GIVEN REQUEST: Search the records below for the word "Перми". Pull out each line that has it.

INPUT RECORDS:
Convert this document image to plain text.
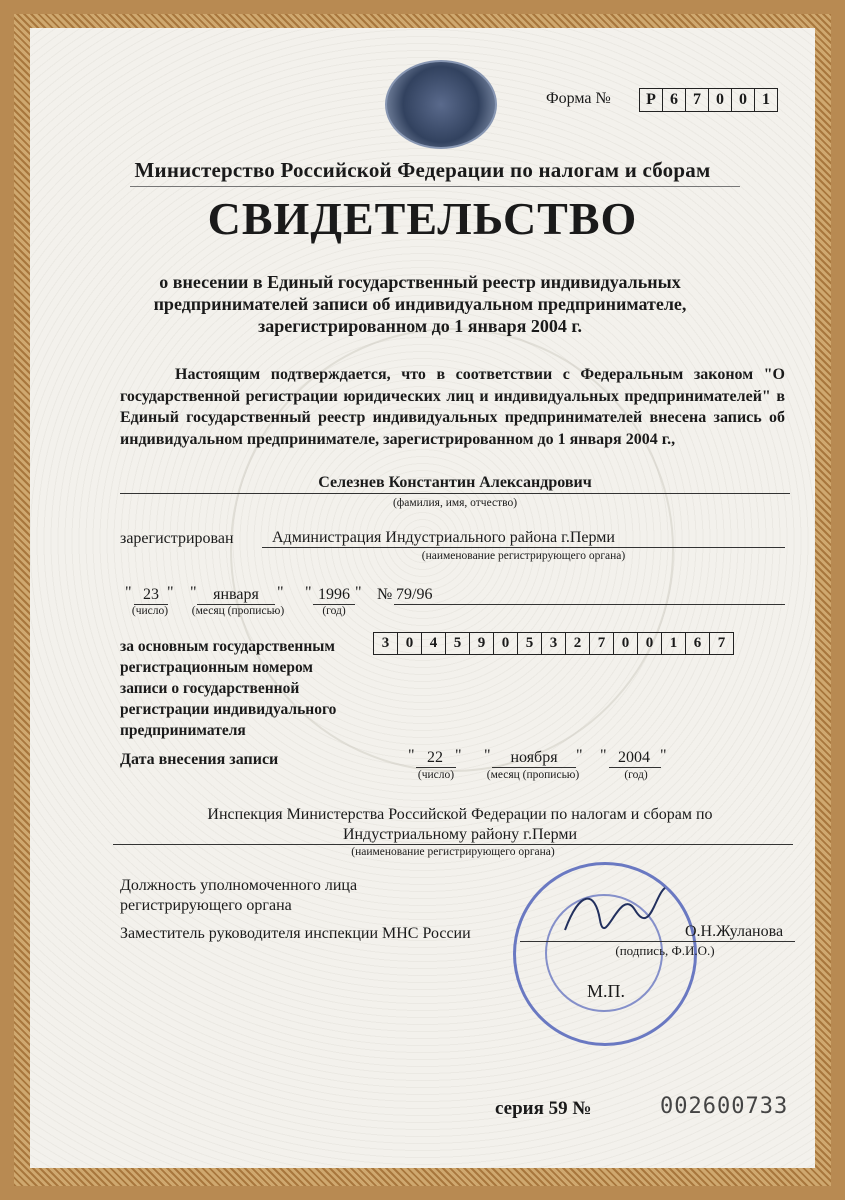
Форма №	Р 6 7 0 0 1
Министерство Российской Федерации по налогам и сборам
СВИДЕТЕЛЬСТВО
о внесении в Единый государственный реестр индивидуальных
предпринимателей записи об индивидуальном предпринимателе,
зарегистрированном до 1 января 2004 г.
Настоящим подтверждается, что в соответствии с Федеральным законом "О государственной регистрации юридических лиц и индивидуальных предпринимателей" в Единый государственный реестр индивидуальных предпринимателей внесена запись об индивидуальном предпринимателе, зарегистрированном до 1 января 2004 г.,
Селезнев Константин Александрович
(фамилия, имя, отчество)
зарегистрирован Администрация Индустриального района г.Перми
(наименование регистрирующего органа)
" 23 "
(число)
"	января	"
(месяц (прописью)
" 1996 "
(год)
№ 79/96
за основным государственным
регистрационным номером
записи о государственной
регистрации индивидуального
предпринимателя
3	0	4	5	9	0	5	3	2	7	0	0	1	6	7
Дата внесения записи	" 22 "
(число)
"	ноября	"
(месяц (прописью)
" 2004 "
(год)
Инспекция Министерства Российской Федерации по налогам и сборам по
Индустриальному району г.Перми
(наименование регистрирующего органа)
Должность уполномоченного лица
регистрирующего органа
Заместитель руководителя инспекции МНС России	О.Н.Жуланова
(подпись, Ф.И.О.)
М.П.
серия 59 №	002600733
--
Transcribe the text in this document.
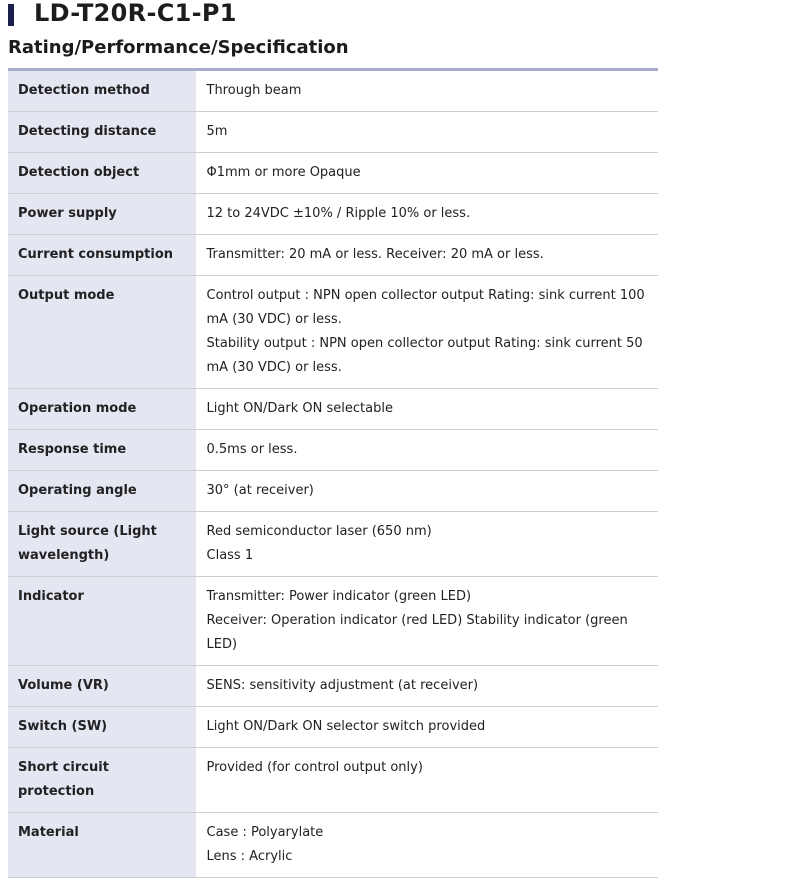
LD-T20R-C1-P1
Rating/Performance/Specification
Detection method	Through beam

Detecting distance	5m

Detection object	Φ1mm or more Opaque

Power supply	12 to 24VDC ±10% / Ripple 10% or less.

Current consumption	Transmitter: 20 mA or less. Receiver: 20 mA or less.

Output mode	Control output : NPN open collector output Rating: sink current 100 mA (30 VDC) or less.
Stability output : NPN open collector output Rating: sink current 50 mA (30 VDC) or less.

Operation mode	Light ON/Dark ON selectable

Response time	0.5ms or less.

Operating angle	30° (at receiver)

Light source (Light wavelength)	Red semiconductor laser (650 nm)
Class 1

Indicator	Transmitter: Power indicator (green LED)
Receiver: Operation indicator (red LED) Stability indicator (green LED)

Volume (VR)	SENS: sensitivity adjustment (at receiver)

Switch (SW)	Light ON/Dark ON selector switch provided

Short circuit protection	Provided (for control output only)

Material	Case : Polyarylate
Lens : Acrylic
...
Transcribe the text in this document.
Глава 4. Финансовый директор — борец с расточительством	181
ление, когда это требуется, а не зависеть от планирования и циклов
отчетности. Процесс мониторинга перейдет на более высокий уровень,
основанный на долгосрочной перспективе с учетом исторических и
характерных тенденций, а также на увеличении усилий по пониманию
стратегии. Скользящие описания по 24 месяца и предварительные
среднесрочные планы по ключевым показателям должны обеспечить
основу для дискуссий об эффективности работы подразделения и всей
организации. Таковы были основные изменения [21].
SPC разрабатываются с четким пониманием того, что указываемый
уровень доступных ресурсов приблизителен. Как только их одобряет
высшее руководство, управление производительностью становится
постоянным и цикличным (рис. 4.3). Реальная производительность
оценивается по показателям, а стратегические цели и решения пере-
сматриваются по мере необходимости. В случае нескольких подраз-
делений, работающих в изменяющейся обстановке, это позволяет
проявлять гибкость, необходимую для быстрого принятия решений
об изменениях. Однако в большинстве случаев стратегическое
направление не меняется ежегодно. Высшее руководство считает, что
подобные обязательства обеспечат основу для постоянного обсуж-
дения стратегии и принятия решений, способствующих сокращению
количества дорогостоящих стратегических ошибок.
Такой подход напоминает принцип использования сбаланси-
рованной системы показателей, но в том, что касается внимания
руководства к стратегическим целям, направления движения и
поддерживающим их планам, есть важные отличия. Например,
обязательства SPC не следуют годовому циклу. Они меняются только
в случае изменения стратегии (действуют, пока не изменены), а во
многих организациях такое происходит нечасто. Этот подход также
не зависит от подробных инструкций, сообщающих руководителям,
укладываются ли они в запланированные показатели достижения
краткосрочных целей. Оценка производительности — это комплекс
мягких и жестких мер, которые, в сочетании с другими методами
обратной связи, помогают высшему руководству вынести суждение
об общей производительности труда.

EXPECTED ANSWER:
зарегистрирован Администрация Индустриального района г.Перми
Индустриальному району г.Перми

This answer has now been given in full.